PROBLEMS TO SOLVE
1/ In the excerpt on church authority, what question does "Holy Mother Church" put to the authorities whom evangelical Protestants obey?
2/ Summarize the excerpt on church authority in two sentences.
3/ Restate the part of the excerpt on church authority starting with "Perhaps some element" and going on through "I saw this.", swapping in "credible" wherever "plausible" appears.

EXCERPT TO READ
------------------------------
I can know with full confidence that the dogmas of the Catholic Church are true, because the means by which they come to me are the organs through which the gift of infallibility is exercised. It's not a surrender of reason to do this; it is a recognition that I cannot and was never meant to be my own interpretive authority. (Tim nods.) But if the visible church is a true mediating authority, then it and only it has the trump card. The Church cannot be an immaterial concept whose true size and shape are determined by me, even if I don't realize I'm doing it! How many times, on social media, have you seen a link to a news story about suffering, or some outlandish statement by a fundie, followed by someone saying, "The Church should say/do something!" Are you asking me? Am I asking myself? A LOT. And it's annoying, precisely because no one I've ever known defines precisely what they are talking about, whether they mean "Nebulous immaterial mental concept defined by me" Church or "my ecclesial community" church. The worst part of trying to be a Protestant was the realization that these two realities had no necessary connection to each other. But they were both very real and present to me. Something had to give.

There are literally millions of ordinary evangelical Protestants in the US alone who wouldn't dare question the doctrinal pronouncements of those in authority over them. They believe those people sent by God, and gifted to declare truth when challenged. But it is at this point that the history-based critique from the Catholic Church has its greatest power. "Were they in fact sent by God?" says Holy Mother Church.

Others see no problem with a concept that has no referent in the physical world. They're just reading the Bible maybe, loving Jesus, and loving people. Most often, to be honest, I've found these people to be ones who don't like to think too hard. When the God of grace moves them out of this warm complacency, it's because they don't recognize the Jesus someone is offering. They end up in the previous paragraph. And then, God willing, they come Home.

Perhaps some element of the historical data fails to make the point for you that the Catholic Church is the Church founded by Jesus Christ. I understand that, and respect that. The data only serves to make the claim very plausible, not absolutely certain. But one cannot escape the realities I have laid out above. It is at bottom unreasonable to believe any particular set of doctrine X under these conditions over against another set Y under the same conditions. I was more open to the Catholic claims when I saw this.
------------------------------
RECORDS SUPPLIED
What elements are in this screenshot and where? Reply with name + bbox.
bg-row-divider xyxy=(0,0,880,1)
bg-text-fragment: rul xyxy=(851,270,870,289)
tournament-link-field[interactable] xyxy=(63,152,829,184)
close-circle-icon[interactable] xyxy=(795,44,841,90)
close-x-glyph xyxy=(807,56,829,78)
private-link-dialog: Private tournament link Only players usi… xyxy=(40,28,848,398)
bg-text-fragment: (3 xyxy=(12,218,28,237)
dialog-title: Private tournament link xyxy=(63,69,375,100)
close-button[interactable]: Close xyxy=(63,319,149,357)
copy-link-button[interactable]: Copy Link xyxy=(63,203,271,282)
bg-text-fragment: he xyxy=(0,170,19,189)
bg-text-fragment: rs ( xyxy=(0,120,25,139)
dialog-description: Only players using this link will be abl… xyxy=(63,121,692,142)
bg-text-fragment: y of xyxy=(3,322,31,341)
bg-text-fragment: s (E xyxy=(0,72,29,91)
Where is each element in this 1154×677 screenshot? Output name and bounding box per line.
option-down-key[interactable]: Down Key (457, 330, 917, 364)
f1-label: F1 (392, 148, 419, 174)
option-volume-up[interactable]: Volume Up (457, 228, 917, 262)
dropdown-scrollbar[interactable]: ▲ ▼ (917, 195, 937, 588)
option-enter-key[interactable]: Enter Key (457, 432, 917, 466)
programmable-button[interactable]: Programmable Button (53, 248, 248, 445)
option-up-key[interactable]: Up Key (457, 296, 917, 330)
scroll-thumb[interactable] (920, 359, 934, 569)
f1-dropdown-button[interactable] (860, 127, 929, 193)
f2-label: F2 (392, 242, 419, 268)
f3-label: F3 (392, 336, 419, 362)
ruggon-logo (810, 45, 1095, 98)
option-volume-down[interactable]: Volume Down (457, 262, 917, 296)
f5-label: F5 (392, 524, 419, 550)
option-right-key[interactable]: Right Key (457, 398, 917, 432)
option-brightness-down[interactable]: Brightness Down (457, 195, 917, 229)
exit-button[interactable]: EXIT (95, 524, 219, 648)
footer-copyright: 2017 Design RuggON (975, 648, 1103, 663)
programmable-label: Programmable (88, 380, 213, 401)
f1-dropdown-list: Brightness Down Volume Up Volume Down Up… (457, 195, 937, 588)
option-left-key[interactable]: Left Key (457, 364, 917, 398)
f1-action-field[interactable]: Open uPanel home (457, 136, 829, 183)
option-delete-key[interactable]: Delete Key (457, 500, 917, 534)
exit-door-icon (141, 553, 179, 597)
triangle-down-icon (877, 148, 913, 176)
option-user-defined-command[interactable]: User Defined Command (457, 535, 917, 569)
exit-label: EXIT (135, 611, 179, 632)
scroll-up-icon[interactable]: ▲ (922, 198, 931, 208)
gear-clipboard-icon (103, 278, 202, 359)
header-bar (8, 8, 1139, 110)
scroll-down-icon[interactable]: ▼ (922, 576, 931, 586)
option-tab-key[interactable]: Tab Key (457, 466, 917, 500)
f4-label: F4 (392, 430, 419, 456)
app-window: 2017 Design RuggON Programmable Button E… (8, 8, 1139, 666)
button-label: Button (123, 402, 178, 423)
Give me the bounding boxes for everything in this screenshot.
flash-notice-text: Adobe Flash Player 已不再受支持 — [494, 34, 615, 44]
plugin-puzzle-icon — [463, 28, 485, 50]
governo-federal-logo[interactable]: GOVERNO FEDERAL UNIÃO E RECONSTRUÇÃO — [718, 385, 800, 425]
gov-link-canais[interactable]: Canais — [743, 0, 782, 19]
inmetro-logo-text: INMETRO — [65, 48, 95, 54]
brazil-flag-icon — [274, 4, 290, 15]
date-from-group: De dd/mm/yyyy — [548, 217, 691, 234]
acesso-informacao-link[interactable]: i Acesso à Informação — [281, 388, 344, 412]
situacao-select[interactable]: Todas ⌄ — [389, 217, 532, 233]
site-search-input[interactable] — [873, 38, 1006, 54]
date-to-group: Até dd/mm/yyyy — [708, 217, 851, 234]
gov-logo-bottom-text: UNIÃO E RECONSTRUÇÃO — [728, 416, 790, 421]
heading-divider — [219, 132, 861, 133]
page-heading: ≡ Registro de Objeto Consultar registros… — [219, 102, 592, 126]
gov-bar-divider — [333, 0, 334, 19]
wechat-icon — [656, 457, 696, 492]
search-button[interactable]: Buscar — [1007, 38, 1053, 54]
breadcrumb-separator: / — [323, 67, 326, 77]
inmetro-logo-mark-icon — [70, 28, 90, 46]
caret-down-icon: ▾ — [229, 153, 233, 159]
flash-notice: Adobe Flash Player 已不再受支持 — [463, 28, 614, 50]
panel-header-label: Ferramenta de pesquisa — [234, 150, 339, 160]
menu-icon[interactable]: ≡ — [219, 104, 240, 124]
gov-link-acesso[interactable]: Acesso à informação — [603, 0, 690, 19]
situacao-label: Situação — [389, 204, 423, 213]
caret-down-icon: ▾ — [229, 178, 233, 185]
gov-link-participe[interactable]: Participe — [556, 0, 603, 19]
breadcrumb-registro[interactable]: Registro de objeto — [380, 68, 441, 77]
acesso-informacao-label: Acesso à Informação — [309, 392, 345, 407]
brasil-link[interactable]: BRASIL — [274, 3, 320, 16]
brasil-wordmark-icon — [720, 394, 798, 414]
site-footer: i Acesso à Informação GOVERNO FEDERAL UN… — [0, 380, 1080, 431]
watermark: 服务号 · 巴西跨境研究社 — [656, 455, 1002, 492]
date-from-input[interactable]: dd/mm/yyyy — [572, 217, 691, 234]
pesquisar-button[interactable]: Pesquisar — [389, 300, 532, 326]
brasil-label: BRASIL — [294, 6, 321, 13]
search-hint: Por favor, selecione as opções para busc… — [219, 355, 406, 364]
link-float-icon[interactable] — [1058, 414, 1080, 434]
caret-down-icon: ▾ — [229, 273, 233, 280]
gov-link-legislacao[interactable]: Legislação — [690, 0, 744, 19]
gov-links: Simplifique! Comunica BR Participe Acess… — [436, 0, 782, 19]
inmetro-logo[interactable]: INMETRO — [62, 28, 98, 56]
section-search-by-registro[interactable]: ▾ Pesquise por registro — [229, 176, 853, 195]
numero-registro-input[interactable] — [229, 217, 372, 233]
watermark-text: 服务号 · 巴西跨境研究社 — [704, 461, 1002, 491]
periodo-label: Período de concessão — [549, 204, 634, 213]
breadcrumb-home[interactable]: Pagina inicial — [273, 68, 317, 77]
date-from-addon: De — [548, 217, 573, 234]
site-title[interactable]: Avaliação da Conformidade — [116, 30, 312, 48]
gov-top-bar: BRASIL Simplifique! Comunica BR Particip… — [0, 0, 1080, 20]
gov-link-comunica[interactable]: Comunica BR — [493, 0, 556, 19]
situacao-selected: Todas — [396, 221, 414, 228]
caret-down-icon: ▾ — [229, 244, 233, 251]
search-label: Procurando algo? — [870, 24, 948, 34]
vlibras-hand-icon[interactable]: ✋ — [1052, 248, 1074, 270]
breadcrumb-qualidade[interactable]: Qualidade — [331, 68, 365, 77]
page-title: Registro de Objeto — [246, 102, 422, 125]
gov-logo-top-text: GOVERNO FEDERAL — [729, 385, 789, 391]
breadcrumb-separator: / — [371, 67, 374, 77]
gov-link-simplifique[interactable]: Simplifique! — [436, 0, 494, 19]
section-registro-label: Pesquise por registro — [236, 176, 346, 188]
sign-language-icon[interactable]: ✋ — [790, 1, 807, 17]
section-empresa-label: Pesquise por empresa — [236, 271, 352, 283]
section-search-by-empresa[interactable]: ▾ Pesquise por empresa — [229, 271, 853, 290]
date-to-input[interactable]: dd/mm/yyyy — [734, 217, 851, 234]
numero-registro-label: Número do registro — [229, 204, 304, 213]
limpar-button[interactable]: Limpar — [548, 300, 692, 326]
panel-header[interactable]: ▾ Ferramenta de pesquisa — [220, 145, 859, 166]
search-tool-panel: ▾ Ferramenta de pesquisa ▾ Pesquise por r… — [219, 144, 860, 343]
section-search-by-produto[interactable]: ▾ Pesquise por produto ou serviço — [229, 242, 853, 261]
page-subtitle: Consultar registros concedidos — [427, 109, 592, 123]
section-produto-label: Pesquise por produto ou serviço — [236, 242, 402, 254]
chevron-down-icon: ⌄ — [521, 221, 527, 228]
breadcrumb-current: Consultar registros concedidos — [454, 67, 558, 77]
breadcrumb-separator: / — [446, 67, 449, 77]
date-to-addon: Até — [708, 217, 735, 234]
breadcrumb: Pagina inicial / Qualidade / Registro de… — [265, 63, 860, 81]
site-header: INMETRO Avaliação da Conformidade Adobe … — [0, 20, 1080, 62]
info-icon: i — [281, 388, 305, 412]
------------------------------
EXERCISE RESULTS
1/ "Were they in fact sent by God?"

2/ The writer holds that Catholic dogmas can be known with full confidence because they arrive through the organs of infallibility, and that the Church cannot be an immaterial concept whose size and shape each person determines. The writer grants that the historical data makes the Catholic claim very plausible rather than absolutely certain, but argues that it is unreasonable to believe one set of doctrine over another under the same conditions.

3/
Perhaps some element of the historical data fails to make the point for you that the Catholic Church is the Church founded by Jesus Christ. I understand that, and respect that. The data only serves to make the claim very credible, not absolutely certain. But one cannot escape the realities I have laid out above. It is at bottom unreasonable to believe any particular set of doctrine X under these conditions over against another set Y under the same conditions. I was more open to the Catholic claims when I saw this.